- [Written instruction]
Omit every picture and return the rest of the data unaltered.
** START Exercise material **
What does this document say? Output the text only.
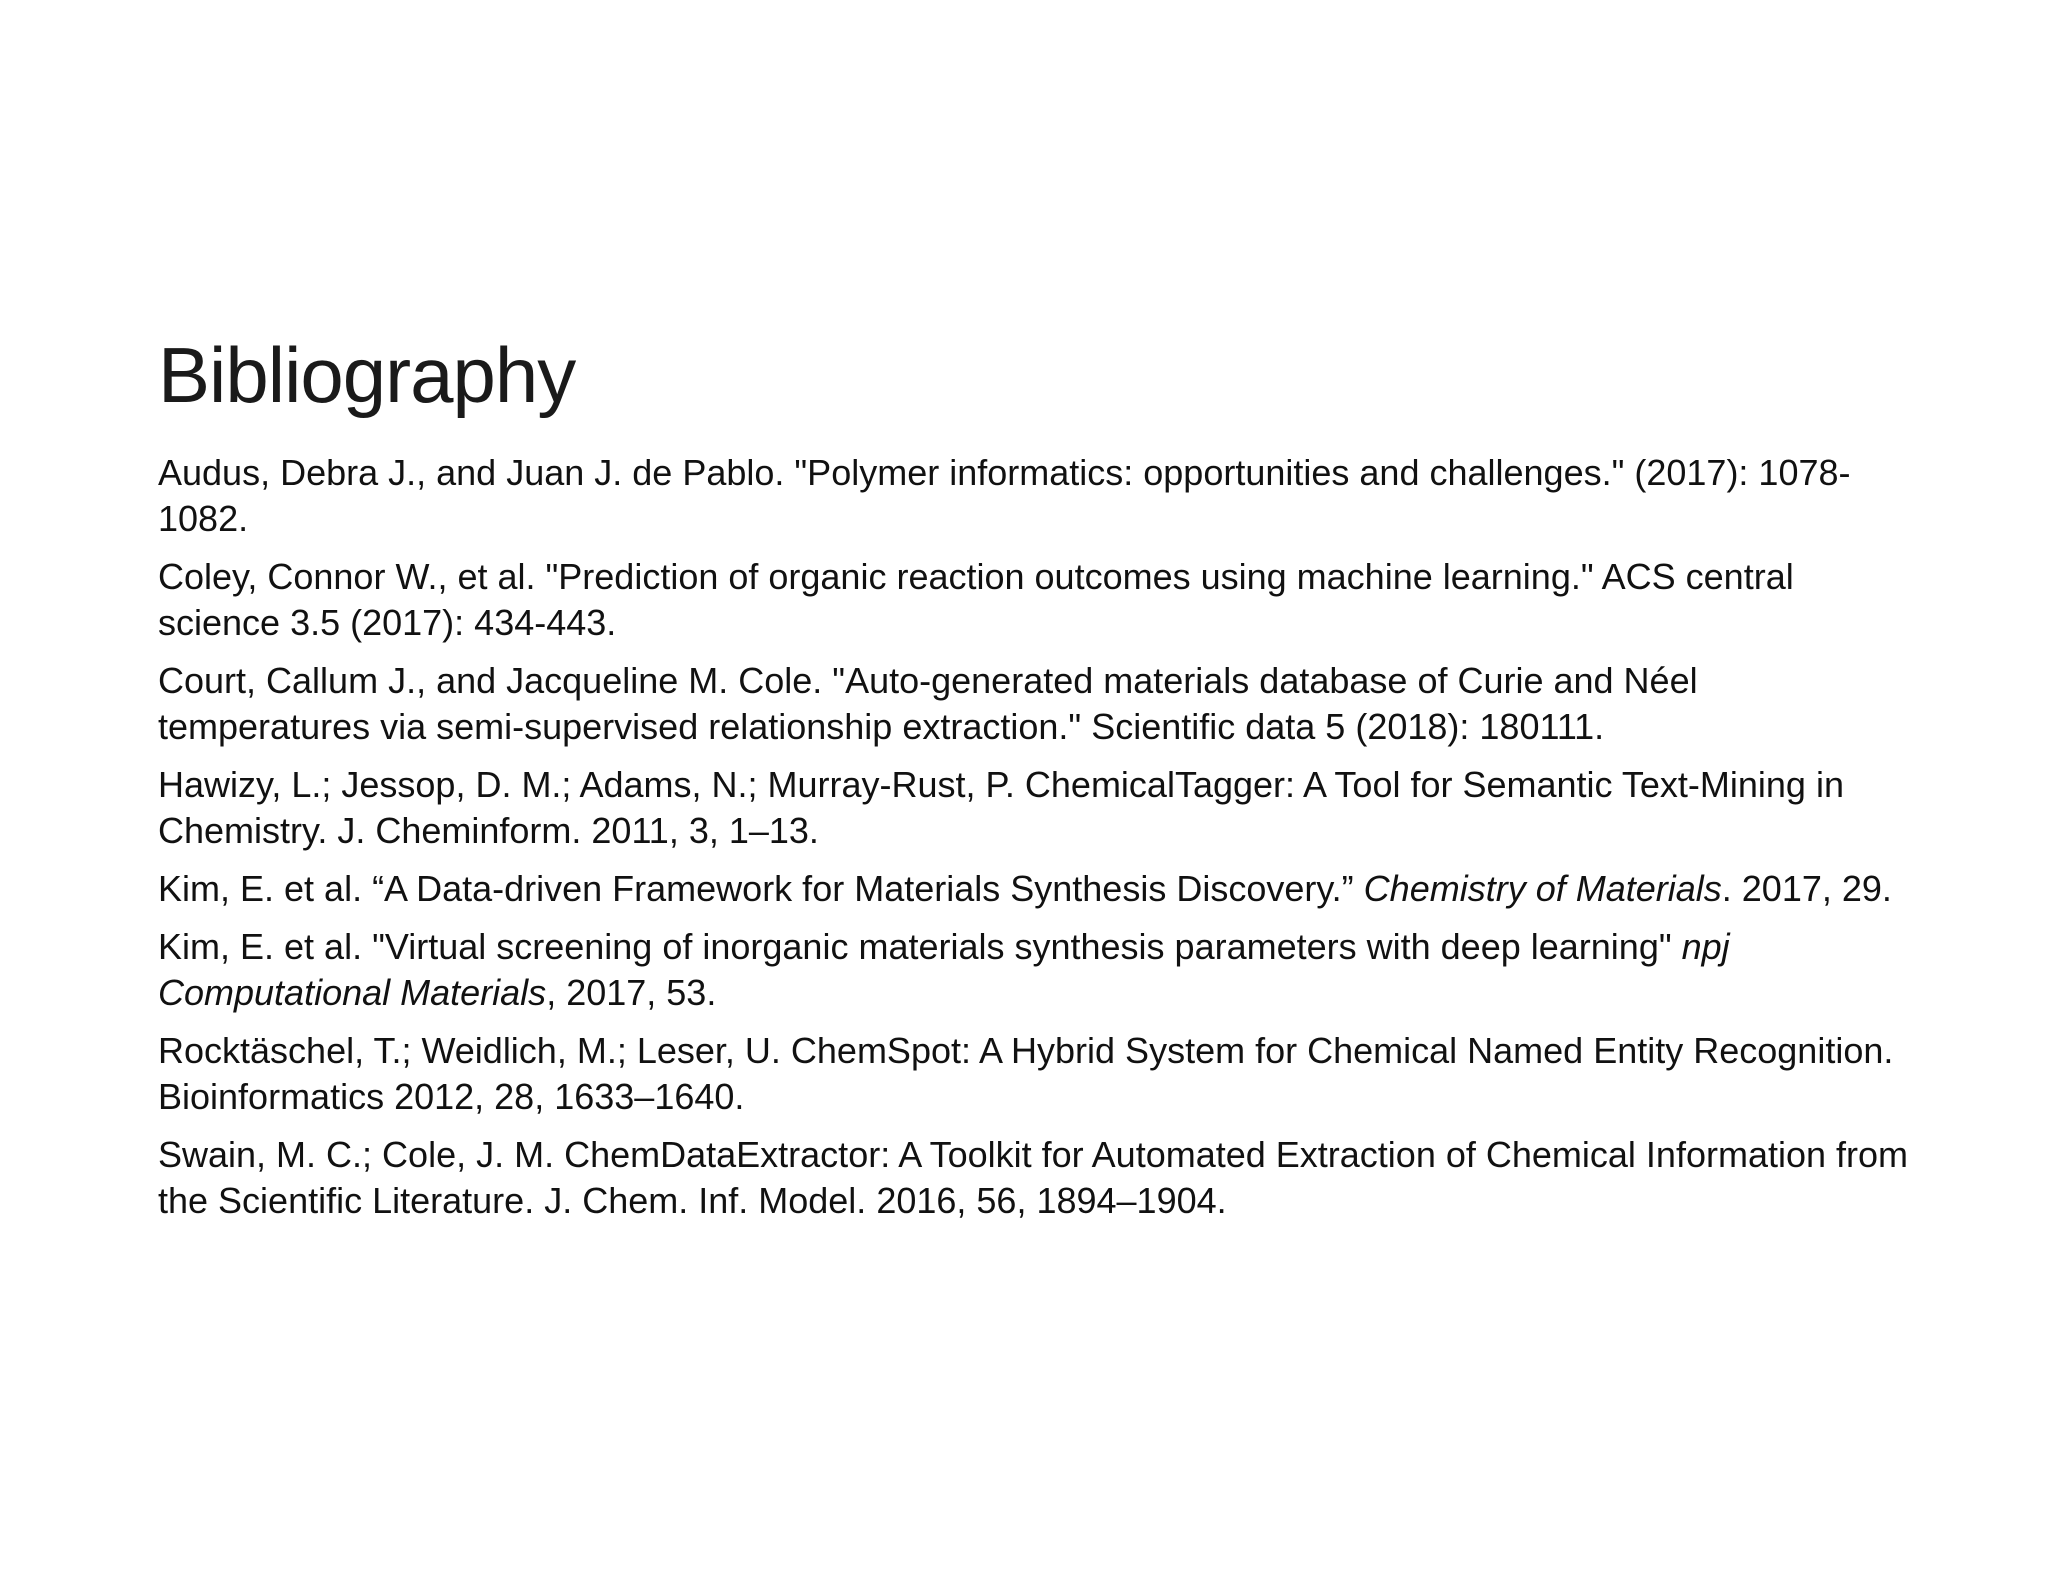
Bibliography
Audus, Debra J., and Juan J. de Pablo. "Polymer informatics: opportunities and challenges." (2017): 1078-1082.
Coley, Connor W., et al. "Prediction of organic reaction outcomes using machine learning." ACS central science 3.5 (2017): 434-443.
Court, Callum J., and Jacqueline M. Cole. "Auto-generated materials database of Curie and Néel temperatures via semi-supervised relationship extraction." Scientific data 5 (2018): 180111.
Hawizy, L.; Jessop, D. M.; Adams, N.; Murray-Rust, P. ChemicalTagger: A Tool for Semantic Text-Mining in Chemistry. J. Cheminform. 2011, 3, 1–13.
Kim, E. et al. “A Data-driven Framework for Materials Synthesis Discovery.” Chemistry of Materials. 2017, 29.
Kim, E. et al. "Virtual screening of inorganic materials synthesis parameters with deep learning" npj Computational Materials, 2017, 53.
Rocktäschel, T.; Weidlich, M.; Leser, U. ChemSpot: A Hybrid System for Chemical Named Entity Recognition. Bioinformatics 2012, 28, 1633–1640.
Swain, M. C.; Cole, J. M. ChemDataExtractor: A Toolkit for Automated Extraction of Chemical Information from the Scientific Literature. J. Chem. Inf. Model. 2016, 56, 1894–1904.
** END Exercise material **
- [Expected answer]
What does this document say? Output the text only.
Bibliography
Audus, Debra J., and Juan J. de Pablo. "Polymer informatics: opportunities and challenges." (2017): 1078-1082.
Coley, Connor W., et al. "Prediction of organic reaction outcomes using machine learning." ACS central science 3.5 (2017): 434-443.
Court, Callum J., and Jacqueline M. Cole. "Auto-generated materials database of Curie and Néel temperatures via semi-supervised relationship extraction." Scientific data 5 (2018): 180111.
Hawizy, L.; Jessop, D. M.; Adams, N.; Murray-Rust, P. ChemicalTagger: A Tool for Semantic Text-Mining in Chemistry. J. Cheminform. 2011, 3, 1–13.
Kim, E. et al. “A Data-driven Framework for Materials Synthesis Discovery.” Chemistry of Materials. 2017, 29.
Kim, E. et al. "Virtual screening of inorganic materials synthesis parameters with deep learning" npj Computational Materials, 2017, 53.
Rocktäschel, T.; Weidlich, M.; Leser, U. ChemSpot: A Hybrid System for Chemical Named Entity Recognition. Bioinformatics 2012, 28, 1633–1640.
Swain, M. C.; Cole, J. M. ChemDataExtractor: A Toolkit for Automated Extraction of Chemical Information from the Scientific Literature. J. Chem. Inf. Model. 2016, 56, 1894–1904.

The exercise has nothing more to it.